#### KUTIPAN TEKS
┌──

II. PERTUMBUHAN GEREJA
Gereja Harus Bertumbuh
Dalam Alkitab tidak pernah dijelaskan adanya pertumbuhan gereja, selain dari yang
diungkapkan oleh Lukas dalam Kisah Para Rasul. Saat jemaat mula-mula terbentuk, ungkapan
Lukas mengenai pertumbuhan gereja adalah pertambahan jumlah (Kis. 2:47). Sedangkan
pengertian yang ditunjukkan oleh I Korintus 3 tidak mengarah pada pertambahan jumah,
melainkan pada perkembangan diri. Tanpa pertambahan jumlah orang yang diselamatkan,
sebuah gereja tidak akan disebut bertumbuh. Pertambahan jumlah orang yang diselamatkan
tidak akan terjadi tanpa peningkatan jumlah pengunjung gereja. Dengan demikian, indikator
pertumbuhan gereja adalah pertambahan jumlah pengunjung gereja setiap Minggu.

└──

#### DATA MENTAH
┌──

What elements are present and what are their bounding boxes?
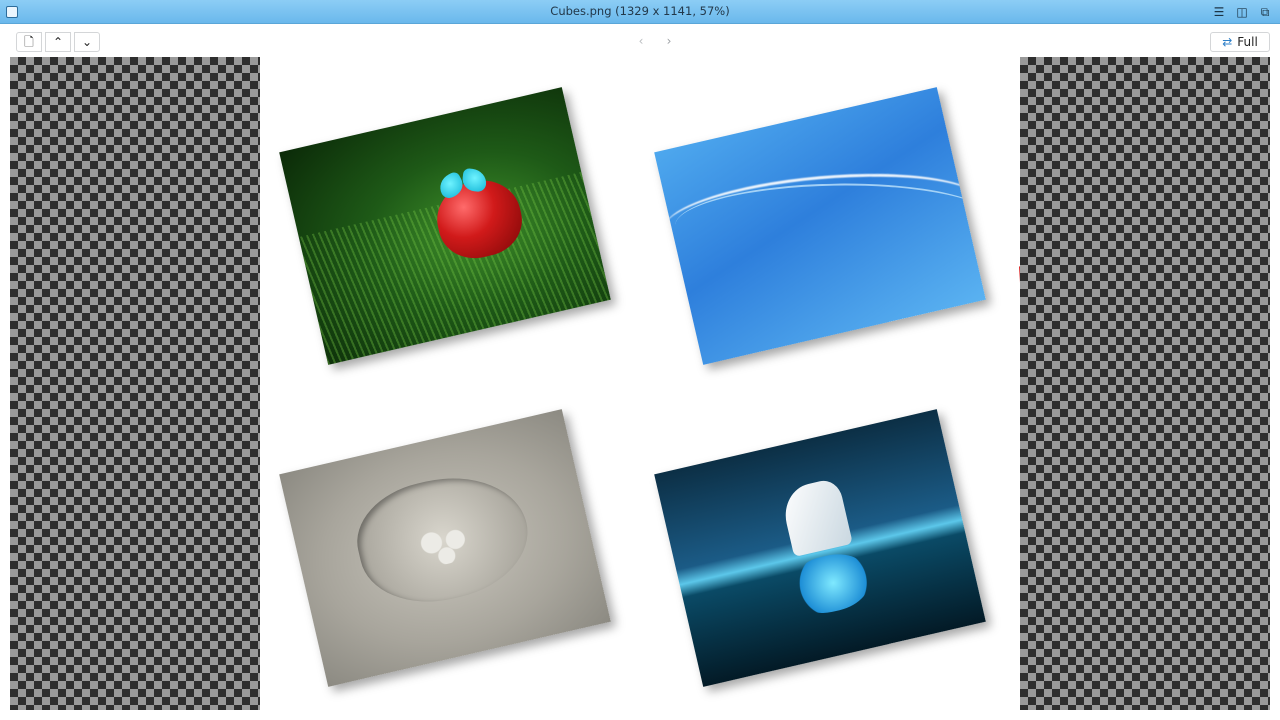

└──

#### TUGAS ANDA
1 – Tentukan apakah setiap pernyataan berikut sesuai dengan teks tentang pertumbuhan gereja, lalu jawab ya atau tidak dan sertakan kata-kata penentu dari teks itu dalam kutipan yang persis: (a) Lukas mengungkapkan pertumbuhan gereja sebagai pertambahan jumlah. (b) Sebuah gereja tetap bisa disebut bertumbuh walaupun jumlah orang yang diselamatkan tidak bertambah. (c) Indikator pertumbuhan gereja adalah pertambahan jumlah pengunjung gereja setiap Minggu.
2 – Kutip secara persis bagian dari teks tentang pertumbuhan gereja yang dibuka dengan kata-kata yang memuat "II. PERTUMBUHAN GEREJA" dan ditutup dengan "gereja setiap Minggu.".
Bahan di atas berdiri sendiri dan terpisah dari kutipan teks.

#### HASIL
1 –
(a) Ya: "ungkapan Lukas mengenai pertumbuhan gereja adalah pertambahan jumlah (Kis. 2:47)".
(b) Tidak: "Tanpa pertambahan jumlah orang yang diselamatkan, sebuah gereja tidak akan disebut bertumbuh."
(c) Ya: "indikator pertumbuhan gereja adalah pertambahan jumlah pengunjung gereja setiap Minggu".

2 –
II. PERTUMBUHAN GEREJA
Gereja Harus Bertumbuh
Dalam Alkitab tidak pernah dijelaskan adanya pertumbuhan gereja, selain dari yang
diungkapkan oleh Lukas dalam Kisah Para Rasul. Saat jemaat mula-mula terbentuk, ungkapan
Lukas mengenai pertumbuhan gereja adalah pertambahan jumlah (Kis. 2:47). Sedangkan
pengertian yang ditunjukkan oleh I Korintus 3 tidak mengarah pada pertambahan jumah,
melainkan pada perkembangan diri. Tanpa pertambahan jumlah orang yang diselamatkan,
sebuah gereja tidak akan disebut bertumbuh. Pertambahan jumlah orang yang diselamatkan
tidak akan terjadi tanpa peningkatan jumlah pengunjung gereja. Dengan demikian, indikator
pertumbuhan gereja adalah pertambahan jumlah pengunjung gereja setiap Minggu.